• _Record excerpts_:

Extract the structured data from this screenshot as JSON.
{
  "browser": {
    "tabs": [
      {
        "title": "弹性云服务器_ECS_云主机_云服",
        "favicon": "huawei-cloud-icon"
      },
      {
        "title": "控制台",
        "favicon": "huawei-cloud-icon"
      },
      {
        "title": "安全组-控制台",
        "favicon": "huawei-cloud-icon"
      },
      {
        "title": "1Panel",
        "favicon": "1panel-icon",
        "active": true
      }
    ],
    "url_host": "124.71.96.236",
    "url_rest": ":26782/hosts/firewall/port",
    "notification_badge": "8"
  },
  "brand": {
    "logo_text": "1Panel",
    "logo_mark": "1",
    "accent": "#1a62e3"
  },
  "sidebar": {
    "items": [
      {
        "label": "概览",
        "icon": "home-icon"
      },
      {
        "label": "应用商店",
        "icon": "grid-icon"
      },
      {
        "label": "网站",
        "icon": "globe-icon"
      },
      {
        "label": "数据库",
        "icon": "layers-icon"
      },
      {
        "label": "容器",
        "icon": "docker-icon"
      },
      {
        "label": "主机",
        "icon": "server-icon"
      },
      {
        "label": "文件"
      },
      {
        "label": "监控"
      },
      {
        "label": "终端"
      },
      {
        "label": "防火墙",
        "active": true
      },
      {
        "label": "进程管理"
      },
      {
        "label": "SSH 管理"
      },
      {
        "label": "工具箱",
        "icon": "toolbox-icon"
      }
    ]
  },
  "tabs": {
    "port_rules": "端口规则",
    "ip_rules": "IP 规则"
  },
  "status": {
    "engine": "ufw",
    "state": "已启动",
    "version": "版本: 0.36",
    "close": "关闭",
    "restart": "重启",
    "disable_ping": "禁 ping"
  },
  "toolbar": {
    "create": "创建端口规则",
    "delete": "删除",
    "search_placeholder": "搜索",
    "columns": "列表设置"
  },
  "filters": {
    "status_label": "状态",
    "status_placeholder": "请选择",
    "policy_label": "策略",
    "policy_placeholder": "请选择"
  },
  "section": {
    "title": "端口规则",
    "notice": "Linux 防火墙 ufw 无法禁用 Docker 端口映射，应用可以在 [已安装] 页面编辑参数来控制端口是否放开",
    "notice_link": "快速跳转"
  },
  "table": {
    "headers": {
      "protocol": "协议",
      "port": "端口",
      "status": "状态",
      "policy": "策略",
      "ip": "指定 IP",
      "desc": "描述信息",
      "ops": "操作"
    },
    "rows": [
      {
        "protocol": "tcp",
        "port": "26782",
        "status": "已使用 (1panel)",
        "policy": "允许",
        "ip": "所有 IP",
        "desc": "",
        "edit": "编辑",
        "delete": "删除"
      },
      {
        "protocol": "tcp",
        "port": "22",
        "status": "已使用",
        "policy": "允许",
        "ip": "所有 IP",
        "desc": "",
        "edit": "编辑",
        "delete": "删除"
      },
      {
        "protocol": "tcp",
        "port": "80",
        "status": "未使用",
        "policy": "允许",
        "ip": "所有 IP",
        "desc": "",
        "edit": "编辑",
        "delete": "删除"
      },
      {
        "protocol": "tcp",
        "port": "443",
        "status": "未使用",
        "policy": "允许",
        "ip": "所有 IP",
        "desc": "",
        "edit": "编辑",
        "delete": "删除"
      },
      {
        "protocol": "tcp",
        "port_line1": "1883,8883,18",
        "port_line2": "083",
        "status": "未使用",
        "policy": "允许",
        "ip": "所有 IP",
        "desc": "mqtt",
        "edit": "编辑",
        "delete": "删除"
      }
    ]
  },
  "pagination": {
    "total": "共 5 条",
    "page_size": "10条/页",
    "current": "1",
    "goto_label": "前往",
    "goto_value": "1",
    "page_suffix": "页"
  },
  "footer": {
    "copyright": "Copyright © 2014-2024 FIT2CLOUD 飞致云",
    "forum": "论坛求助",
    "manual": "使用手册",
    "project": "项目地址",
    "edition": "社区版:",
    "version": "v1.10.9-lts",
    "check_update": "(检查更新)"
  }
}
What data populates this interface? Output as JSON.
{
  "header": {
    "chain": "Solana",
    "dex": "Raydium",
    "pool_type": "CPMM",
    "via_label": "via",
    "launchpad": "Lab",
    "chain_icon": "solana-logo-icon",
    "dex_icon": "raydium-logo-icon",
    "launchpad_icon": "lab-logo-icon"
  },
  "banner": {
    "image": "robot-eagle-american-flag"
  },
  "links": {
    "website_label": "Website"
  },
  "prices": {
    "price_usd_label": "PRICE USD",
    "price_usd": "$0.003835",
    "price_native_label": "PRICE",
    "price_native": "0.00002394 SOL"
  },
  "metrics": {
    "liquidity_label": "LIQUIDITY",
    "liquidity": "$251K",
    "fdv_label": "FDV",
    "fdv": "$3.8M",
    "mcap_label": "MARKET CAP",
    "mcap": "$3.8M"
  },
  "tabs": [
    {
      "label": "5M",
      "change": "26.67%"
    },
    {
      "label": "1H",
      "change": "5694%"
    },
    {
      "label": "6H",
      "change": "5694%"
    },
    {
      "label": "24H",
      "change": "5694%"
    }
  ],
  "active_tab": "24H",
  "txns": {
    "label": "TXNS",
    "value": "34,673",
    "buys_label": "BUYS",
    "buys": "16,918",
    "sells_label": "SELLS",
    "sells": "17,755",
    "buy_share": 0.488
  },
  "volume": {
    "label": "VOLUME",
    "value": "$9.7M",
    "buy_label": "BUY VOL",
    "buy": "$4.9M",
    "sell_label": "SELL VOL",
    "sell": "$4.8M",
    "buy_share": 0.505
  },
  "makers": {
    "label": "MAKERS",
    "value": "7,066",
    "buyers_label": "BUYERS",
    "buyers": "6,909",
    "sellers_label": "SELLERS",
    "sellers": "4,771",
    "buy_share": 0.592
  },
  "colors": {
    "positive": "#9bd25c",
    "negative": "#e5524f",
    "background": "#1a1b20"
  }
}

• _Stated task_:
Exactly reproduce every line of the data above.

• _The output_:
Extract the structured data from this screenshot as JSON.
{
  "browser": {
    "tabs": [
      {
        "title": "弹性云服务器_ECS_云主机_云服",
        "favicon": "huawei-cloud-icon"
      },
      {
        "title": "控制台",
        "favicon": "huawei-cloud-icon"
      },
      {
        "title": "安全组-控制台",
        "favicon": "huawei-cloud-icon"
      },
      {
        "title": "1Panel",
        "favicon": "1panel-icon",
        "active": true
      }
    ],
    "url_host": "124.71.96.236",
    "url_rest": ":26782/hosts/firewall/port",
    "notification_badge": "8"
  },
  "brand": {
    "logo_text": "1Panel",
    "logo_mark": "1",
    "accent": "#1a62e3"
  },
  "sidebar": {
    "items": [
      {
        "label": "概览",
        "icon": "home-icon"
      },
      {
        "label": "应用商店",
        "icon": "grid-icon"
      },
      {
        "label": "网站",
        "icon": "globe-icon"
      },
      {
        "label": "数据库",
        "icon": "layers-icon"
      },
      {
        "label": "容器",
        "icon": "docker-icon"
      },
      {
        "label": "主机",
        "icon": "server-icon"
      },
      {
        "label": "文件"
      },
      {
        "label": "监控"
      },
      {
        "label": "终端"
      },
      {
        "label": "防火墙",
        "active": true
      },
      {
        "label": "进程管理"
      },
      {
        "label": "SSH 管理"
      },
      {
        "label": "工具箱",
        "icon": "toolbox-icon"
      }
    ]
  },
  "tabs": {
    "port_rules": "端口规则",
    "ip_rules": "IP 规则"
  },
  "status": {
    "engine": "ufw",
    "state": "已启动",
    "version": "版本: 0.36",
    "close": "关闭",
    "restart": "重启",
    "disable_ping": "禁 ping"
  },
  "toolbar": {
    "create": "创建端口规则",
    "delete": "删除",
    "search_placeholder": "搜索",
    "columns": "列表设置"
  },
  "filters": {
    "status_label": "状态",
    "status_placeholder": "请选择",
    "policy_label": "策略",
    "policy_placeholder": "请选择"
  },
  "section": {
    "title": "端口规则",
    "notice": "Linux 防火墙 ufw 无法禁用 Docker 端口映射，应用可以在 [已安装] 页面编辑参数来控制端口是否放开",
    "notice_link": "快速跳转"
  },
  "table": {
    "headers": {
      "protocol": "协议",
      "port": "端口",
      "status": "状态",
      "policy": "策略",
      "ip": "指定 IP",
      "desc": "描述信息",
      "ops": "操作"
    },
    "rows": [
      {
        "protocol": "tcp",
        "port": "26782",
        "status": "已使用 (1panel)",
        "policy": "允许",
        "ip": "所有 IP",
        "desc": "",
        "edit": "编辑",
        "delete": "删除"
      },
      {
        "protocol": "tcp",
        "port": "22",
        "status": "已使用",
        "policy": "允许",
        "ip": "所有 IP",
        "desc": "",
        "edit": "编辑",
        "delete": "删除"
      },
      {
        "protocol": "tcp",
        "port": "80",
        "status": "未使用",
        "policy": "允许",
        "ip": "所有 IP",
        "desc": "",
        "edit": "编辑",
        "delete": "删除"
      },
      {
        "protocol": "tcp",
        "port": "443",
        "status": "未使用",
        "policy": "允许",
        "ip": "所有 IP",
        "desc": "",
        "edit": "编辑",
        "delete": "删除"
      },
      {
        "protocol": "tcp",
        "port_line1": "1883,8883,18",
        "port_line2": "083",
        "status": "未使用",
        "policy": "允许",
        "ip": "所有 IP",
        "desc": "mqtt",
        "edit": "编辑",
        "delete": "删除"
      }
    ]
  },
  "pagination": {
    "total": "共 5 条",
    "page_size": "10条/页",
    "current": "1",
    "goto_label": "前往",
    "goto_value": "1",
    "page_suffix": "页"
  },
  "footer": {
    "copyright": "Copyright © 2014-2024 FIT2CLOUD 飞致云",
    "forum": "论坛求助",
    "manual": "使用手册",
    "project": "项目地址",
    "edition": "社区版:",
    "version": "v1.10.9-lts",
    "check_update": "(检查更新)"
  }
}
What data populates this interface? Output as JSON.
{
  "header": {
    "chain": "Solana",
    "dex": "Raydium",
    "pool_type": "CPMM",
    "via_label": "via",
    "launchpad": "Lab",
    "chain_icon": "solana-logo-icon",
    "dex_icon": "raydium-logo-icon",
    "launchpad_icon": "lab-logo-icon"
  },
  "banner": {
    "image": "robot-eagle-american-flag"
  },
  "links": {
    "website_label": "Website"
  },
  "prices": {
    "price_usd_label": "PRICE USD",
    "price_usd": "$0.003835",
    "price_native_label": "PRICE",
    "price_native": "0.00002394 SOL"
  },
  "metrics": {
    "liquidity_label": "LIQUIDITY",
    "liquidity": "$251K",
    "fdv_label": "FDV",
    "fdv": "$3.8M",
    "mcap_label": "MARKET CAP",
    "mcap": "$3.8M"
  },
  "tabs": [
    {
      "label": "5M",
      "change": "26.67%"
    },
    {
      "label": "1H",
      "change": "5694%"
    },
    {
      "label": "6H",
      "change": "5694%"
    },
    {
      "label": "24H",
      "change": "5694%"
    }
  ],
  "active_tab": "24H",
  "txns": {
    "label": "TXNS",
    "value": "34,673",
    "buys_label": "BUYS",
    "buys": "16,918",
    "sells_label": "SELLS",
    "sells": "17,755",
    "buy_share": 0.488
  },
  "volume": {
    "label": "VOLUME",
    "value": "$9.7M",
    "buy_label": "BUY VOL",
    "buy": "$4.9M",
    "sell_label": "SELL VOL",
    "sell": "$4.8M",
    "buy_share": 0.505
  },
  "makers": {
    "label": "MAKERS",
    "value": "7,066",
    "buyers_label": "BUYERS",
    "buyers": "6,909",
    "sellers_label": "SELLERS",
    "sellers": "4,771",
    "buy_share": 0.592
  },
  "colors": {
    "positive": "#9bd25c",
    "negative": "#e5524f",
    "background": "#1a1b20"
  }
}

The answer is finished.